Recorded data:
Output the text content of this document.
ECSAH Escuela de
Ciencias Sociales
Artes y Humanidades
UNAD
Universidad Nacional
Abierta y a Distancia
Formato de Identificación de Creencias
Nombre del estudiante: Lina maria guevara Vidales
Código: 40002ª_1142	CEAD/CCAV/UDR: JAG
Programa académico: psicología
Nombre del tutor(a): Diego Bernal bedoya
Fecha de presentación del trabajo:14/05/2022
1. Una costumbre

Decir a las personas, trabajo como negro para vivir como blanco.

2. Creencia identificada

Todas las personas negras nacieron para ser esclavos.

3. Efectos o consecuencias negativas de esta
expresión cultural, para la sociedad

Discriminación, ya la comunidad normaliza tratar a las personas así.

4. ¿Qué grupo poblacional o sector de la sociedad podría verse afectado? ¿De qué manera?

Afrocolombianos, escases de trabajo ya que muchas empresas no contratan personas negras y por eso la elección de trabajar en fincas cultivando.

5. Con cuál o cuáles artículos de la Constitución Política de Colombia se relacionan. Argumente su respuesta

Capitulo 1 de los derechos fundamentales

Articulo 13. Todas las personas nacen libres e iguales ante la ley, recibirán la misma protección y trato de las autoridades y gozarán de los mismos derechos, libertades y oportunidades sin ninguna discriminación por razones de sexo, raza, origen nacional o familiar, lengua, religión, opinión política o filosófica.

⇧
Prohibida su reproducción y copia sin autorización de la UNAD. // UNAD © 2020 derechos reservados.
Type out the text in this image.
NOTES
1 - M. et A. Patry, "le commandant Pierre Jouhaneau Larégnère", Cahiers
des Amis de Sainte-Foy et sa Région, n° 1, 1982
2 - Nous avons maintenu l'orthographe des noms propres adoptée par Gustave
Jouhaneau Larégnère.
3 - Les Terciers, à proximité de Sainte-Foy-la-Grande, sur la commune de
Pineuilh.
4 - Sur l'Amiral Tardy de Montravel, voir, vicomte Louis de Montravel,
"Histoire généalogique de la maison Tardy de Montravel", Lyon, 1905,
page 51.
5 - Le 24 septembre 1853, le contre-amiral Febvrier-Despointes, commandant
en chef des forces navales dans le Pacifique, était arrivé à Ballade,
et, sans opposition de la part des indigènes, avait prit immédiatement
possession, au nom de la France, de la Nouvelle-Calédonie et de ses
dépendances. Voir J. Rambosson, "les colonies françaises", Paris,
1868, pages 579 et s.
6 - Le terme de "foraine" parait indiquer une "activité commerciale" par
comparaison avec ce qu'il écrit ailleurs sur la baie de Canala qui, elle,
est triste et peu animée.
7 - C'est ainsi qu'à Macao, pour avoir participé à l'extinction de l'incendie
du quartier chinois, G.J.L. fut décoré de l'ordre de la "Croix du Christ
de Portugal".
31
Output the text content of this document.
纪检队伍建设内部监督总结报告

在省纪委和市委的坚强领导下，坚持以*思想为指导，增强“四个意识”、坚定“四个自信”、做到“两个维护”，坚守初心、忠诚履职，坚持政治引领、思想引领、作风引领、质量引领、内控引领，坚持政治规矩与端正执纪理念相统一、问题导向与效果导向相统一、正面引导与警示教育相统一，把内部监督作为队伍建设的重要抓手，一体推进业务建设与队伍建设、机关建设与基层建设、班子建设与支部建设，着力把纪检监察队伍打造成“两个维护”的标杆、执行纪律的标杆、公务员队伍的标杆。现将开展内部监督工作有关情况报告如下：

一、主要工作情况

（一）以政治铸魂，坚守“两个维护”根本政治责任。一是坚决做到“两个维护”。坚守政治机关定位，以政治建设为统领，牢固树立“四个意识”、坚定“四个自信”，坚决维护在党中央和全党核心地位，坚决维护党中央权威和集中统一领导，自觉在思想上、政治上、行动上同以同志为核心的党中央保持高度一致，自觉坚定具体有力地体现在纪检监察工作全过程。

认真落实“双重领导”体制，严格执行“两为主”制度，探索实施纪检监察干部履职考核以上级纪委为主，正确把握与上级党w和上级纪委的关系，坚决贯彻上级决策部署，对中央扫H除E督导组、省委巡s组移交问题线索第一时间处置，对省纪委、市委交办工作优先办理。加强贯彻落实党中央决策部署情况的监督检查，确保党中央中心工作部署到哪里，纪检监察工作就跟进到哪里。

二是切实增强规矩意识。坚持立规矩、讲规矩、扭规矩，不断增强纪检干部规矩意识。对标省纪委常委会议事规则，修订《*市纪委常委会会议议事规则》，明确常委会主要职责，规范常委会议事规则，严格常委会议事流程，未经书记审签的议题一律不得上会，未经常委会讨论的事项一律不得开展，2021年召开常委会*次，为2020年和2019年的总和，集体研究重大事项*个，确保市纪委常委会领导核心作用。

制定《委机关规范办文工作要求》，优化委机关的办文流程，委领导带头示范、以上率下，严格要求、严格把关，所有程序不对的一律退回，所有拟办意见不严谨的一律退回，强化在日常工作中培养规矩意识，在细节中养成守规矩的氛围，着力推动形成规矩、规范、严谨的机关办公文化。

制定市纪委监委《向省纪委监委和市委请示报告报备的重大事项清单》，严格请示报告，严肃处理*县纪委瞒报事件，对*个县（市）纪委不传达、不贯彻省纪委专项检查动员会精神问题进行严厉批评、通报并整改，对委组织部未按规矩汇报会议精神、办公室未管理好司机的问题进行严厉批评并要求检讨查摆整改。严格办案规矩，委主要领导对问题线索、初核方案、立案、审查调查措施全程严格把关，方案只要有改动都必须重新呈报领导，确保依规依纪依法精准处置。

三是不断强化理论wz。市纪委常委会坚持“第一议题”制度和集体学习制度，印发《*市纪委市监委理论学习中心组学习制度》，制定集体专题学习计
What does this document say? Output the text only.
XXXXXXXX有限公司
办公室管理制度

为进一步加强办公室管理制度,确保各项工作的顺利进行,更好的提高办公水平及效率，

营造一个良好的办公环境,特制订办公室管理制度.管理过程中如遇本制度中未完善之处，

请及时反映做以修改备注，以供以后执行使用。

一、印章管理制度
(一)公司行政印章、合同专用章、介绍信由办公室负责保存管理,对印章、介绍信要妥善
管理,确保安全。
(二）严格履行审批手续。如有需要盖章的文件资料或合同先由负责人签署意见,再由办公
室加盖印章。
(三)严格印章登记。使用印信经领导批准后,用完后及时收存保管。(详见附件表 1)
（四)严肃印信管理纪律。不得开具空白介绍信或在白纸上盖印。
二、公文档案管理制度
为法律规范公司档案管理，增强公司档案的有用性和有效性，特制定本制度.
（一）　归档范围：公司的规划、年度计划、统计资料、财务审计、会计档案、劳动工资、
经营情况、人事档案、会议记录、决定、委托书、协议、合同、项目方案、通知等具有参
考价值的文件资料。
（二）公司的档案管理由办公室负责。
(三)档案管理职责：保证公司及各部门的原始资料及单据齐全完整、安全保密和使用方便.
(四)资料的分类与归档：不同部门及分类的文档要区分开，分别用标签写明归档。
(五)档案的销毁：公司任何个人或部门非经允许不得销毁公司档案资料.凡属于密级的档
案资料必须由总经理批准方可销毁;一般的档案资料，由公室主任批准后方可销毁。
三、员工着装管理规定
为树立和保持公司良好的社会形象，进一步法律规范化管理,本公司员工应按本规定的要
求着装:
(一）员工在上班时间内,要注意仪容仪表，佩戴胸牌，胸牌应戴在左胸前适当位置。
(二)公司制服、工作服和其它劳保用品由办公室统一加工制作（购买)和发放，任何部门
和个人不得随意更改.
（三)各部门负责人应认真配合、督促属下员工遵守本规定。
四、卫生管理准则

Problem description:
Show the lines from the data above that contain the string "commandant".

Reply:
1 - M. et A. Patry, "le commandant Pierre Jouhaneau Larégnère", Cahiers
5 - Le 24 septembre 1853, le contre-amiral Febvrier-Despointes, commandant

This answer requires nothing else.